# [Task directions]
Give all the entries again with "track package" renamed to "package tracking" everywhere it appears and nothing else changed. Leave out the pictures.

# [Material to process]
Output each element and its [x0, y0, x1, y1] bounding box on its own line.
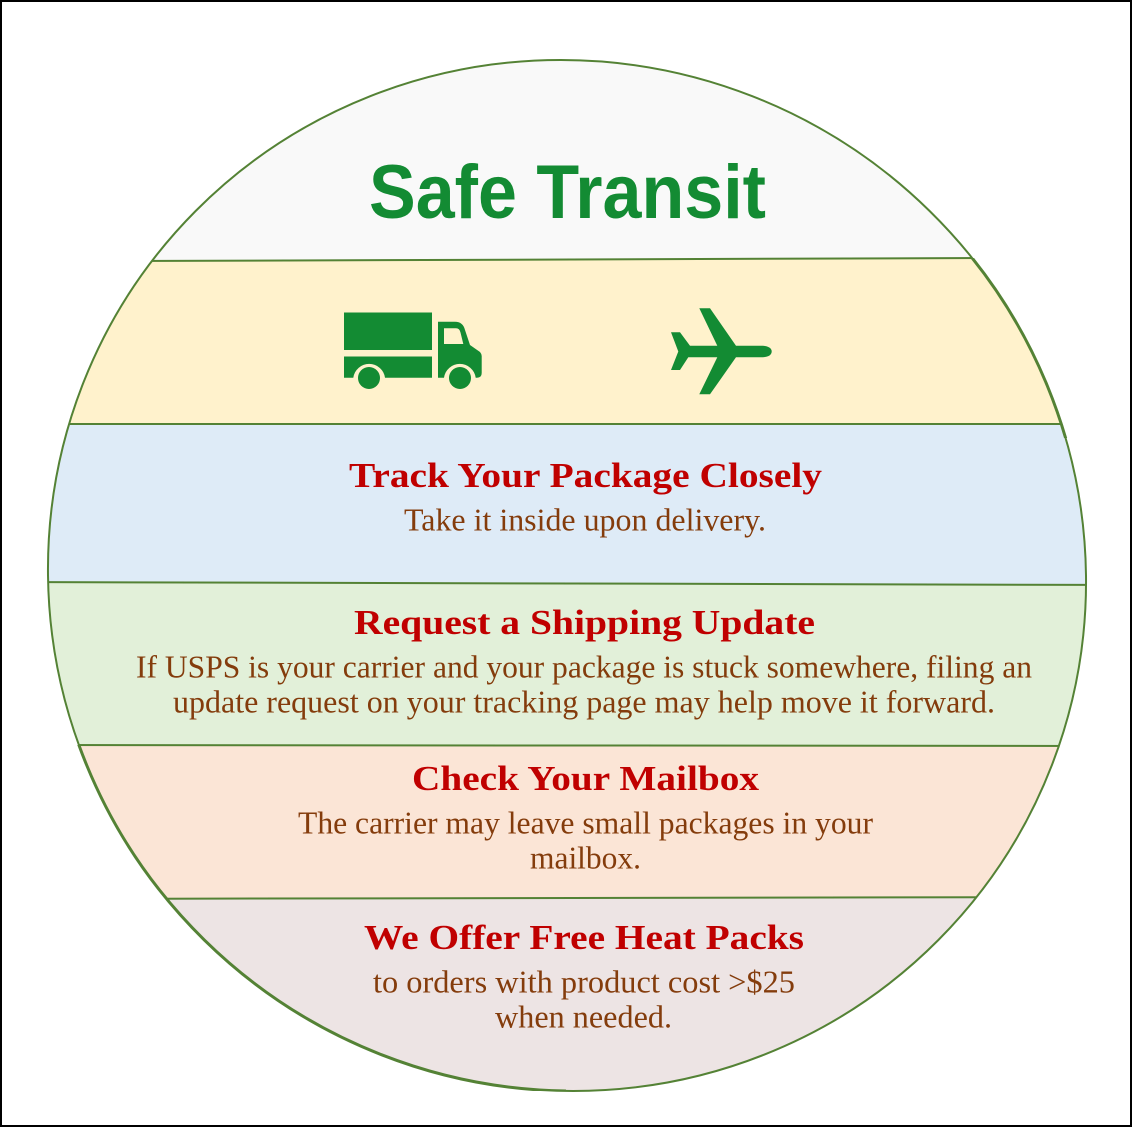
text block: shipping update: If USPS is your carrier and your package is stuck somewhere, filing an — [136, 648, 1032, 684]
title: Safe Transit — [369, 150, 766, 235]
text block: shipping update: Request a Shipping Update — [354, 603, 815, 642]
band: track package — [0, 424, 1132, 585]
text block: heat packs: when needed. — [495, 998, 672, 1034]
band: title — [0, 0, 1132, 262]
text block: heat packs: to orders with product cost >$25 — [373, 964, 795, 1000]
icon: airplane — [671, 308, 772, 394]
text block: mailbox: The carrier may leave small packages in your — [298, 804, 873, 840]
band: shipping update — [0, 582, 1132, 746]
text block: heat packs — [364, 918, 804, 1034]
text block: track package — [349, 456, 823, 538]
icon: truck — [344, 312, 482, 389]
band: transport icons — [70, 259, 1060, 423]
band: heat packs — [170, 898, 974, 1090]
circle of colored bands — [49, 257, 1085, 1090]
text block: shipping update — [136, 603, 1032, 720]
text block: mailbox: Check Your Mailbox — [412, 759, 760, 798]
band: mailbox — [81, 746, 1058, 898]
text block: shipping update: update request on your tracking page may help move it forward. — [173, 684, 995, 720]
text block: heat packs: We Offer Free Heat Packs — [364, 918, 804, 957]
text block: track package: Take it inside upon delivery. — [404, 502, 766, 538]
text block: track package: Track Your Package Closely — [349, 456, 823, 495]
text block: mailbox: mailbox. — [530, 840, 641, 876]
text block: mailbox — [298, 759, 873, 876]
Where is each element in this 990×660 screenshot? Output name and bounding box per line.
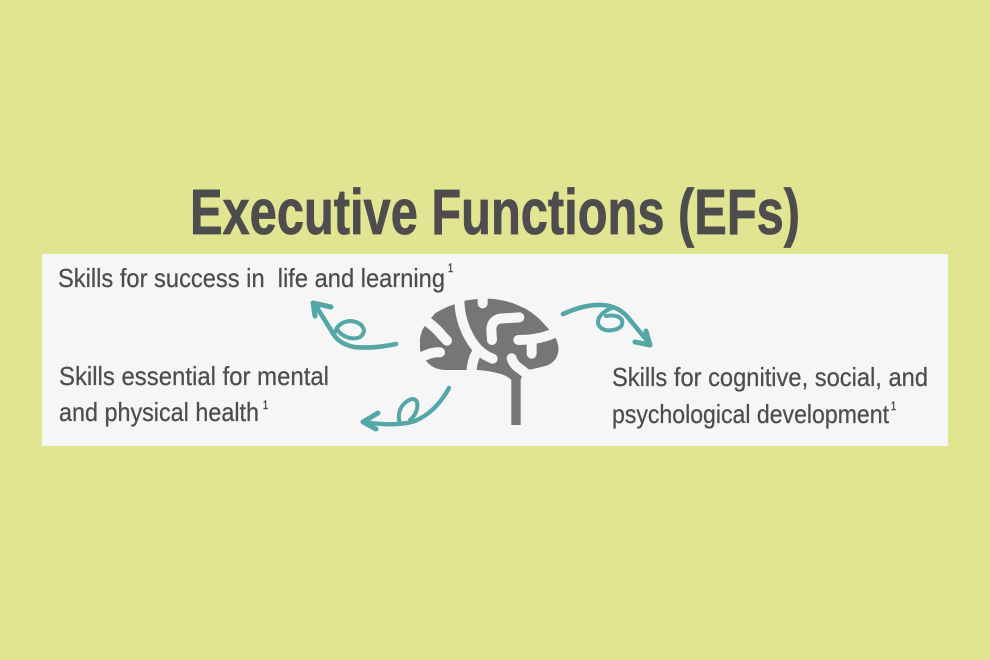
- text: mental and physical health: Skills essential for mental: [59, 361, 329, 391]
- arrow: to lower left text: [363, 388, 449, 429]
- text: mental and physical health: and physical health: [59, 397, 259, 427]
- arrow: to right text: [563, 305, 650, 345]
- title: Executive Functions (EFs): [190, 176, 800, 248]
- text: cognitive, social, psychological development: [612, 362, 928, 429]
- text: success in life and learning: Skills for success in life and learning: [58, 263, 445, 293]
- text: mental and physical health: [59, 361, 329, 427]
- text: success in life and learning: 1: [448, 261, 453, 275]
- text: cognitive, social, psychological development: Skills for cognitive, social, and: [612, 362, 928, 392]
- text: cognitive, social, psychological development: psychological development: [612, 399, 890, 429]
- icon: brain: [418, 295, 560, 425]
- text: cognitive, social, psychological development: 1: [891, 399, 896, 413]
- arrow: to upper left text: [313, 303, 396, 348]
- text: mental and physical health: 1: [263, 398, 268, 412]
- panel: skills: [42, 254, 948, 446]
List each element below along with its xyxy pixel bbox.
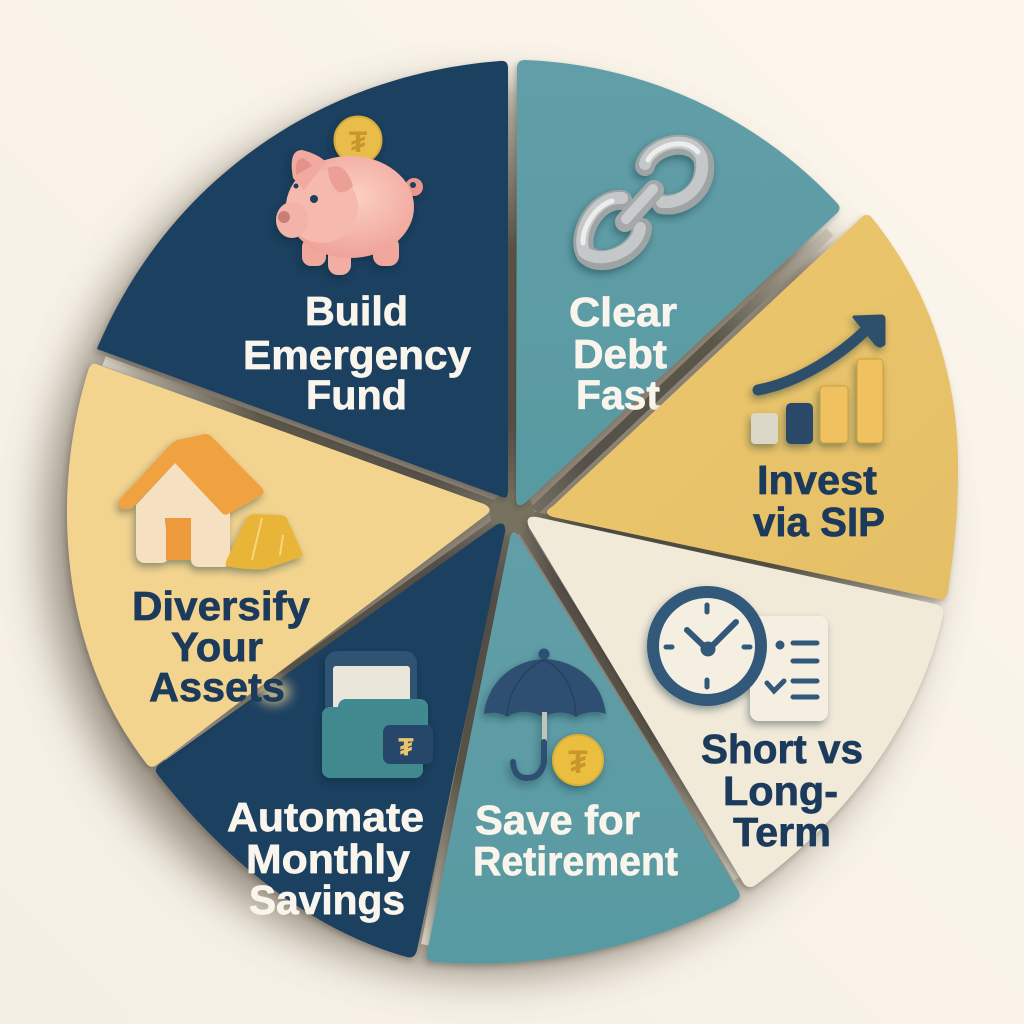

# [Output for this exercise]
Output each element and its [x0, y0, x1, y1] bounding box on its own line.
text block: shipping update: If USPS is your carrier and your package is stuck somewhere, filing an — [136, 648, 1032, 684]
title: Safe Transit — [369, 150, 766, 235]
text block: shipping update: Request a Shipping Update — [354, 603, 815, 642]
band: package tracking — [0, 424, 1132, 585]
text block: heat packs: when needed. — [495, 998, 672, 1034]
band: title — [0, 0, 1132, 262]
text block: heat packs: to orders with product cost >$25 — [373, 964, 795, 1000]
icon: airplane — [671, 308, 772, 394]
text block: mailbox: The carrier may leave small packages in your — [298, 804, 873, 840]
band: shipping update — [0, 582, 1132, 746]
text block: heat packs — [364, 918, 804, 1034]
text block: package tracking — [349, 456, 823, 538]
icon: truck — [344, 312, 482, 389]
band: transport icons — [70, 259, 1060, 423]
band: heat packs — [170, 898, 974, 1090]
circle of colored bands — [49, 257, 1085, 1090]
text block: shipping update — [136, 603, 1032, 720]
text block: mailbox: Check Your Mailbox — [412, 759, 760, 798]
band: mailbox — [81, 746, 1058, 898]
text block: shipping update: update request on your tracking page may help move it forward. — [173, 684, 995, 720]
text block: heat packs: We Offer Free Heat Packs — [364, 918, 804, 957]
text block: package tracking: Take it inside upon delivery. — [404, 502, 766, 538]
text block: package tracking: Track Your Package Closely — [349, 456, 823, 495]
text block: mailbox: mailbox. — [530, 840, 641, 876]
text block: mailbox — [298, 759, 873, 876]
Where is each element in this 990×660 screenshot? Output name and bounding box per line.
- text: mental and physical health: Skills essential for mental: [59, 361, 329, 391]
- arrow: to lower left text: [363, 388, 449, 429]
- text: mental and physical health: and physical health: [59, 397, 259, 427]
- arrow: to right text: [563, 305, 650, 345]
- title: Executive Functions (EFs): [190, 176, 800, 248]
- text: cognitive, social, psychological development: [612, 362, 928, 429]
- text: success in life and learning: Skills for success in life and learning: [58, 263, 445, 293]
- text: mental and physical health: [59, 361, 329, 427]
- text: success in life and learning: 1: [448, 261, 453, 275]
- text: cognitive, social, psychological development: Skills for cognitive, social, and: [612, 362, 928, 392]
- text: cognitive, social, psychological development: psychological development: [612, 399, 890, 429]
- icon: brain: [418, 295, 560, 425]
- text: cognitive, social, psychological development: 1: [891, 399, 896, 413]
- arrow: to upper left text: [313, 303, 396, 348]
- text: mental and physical health: 1: [263, 398, 268, 412]
- panel: skills: [42, 254, 948, 446]
List each element below along with its xyxy pixel bbox.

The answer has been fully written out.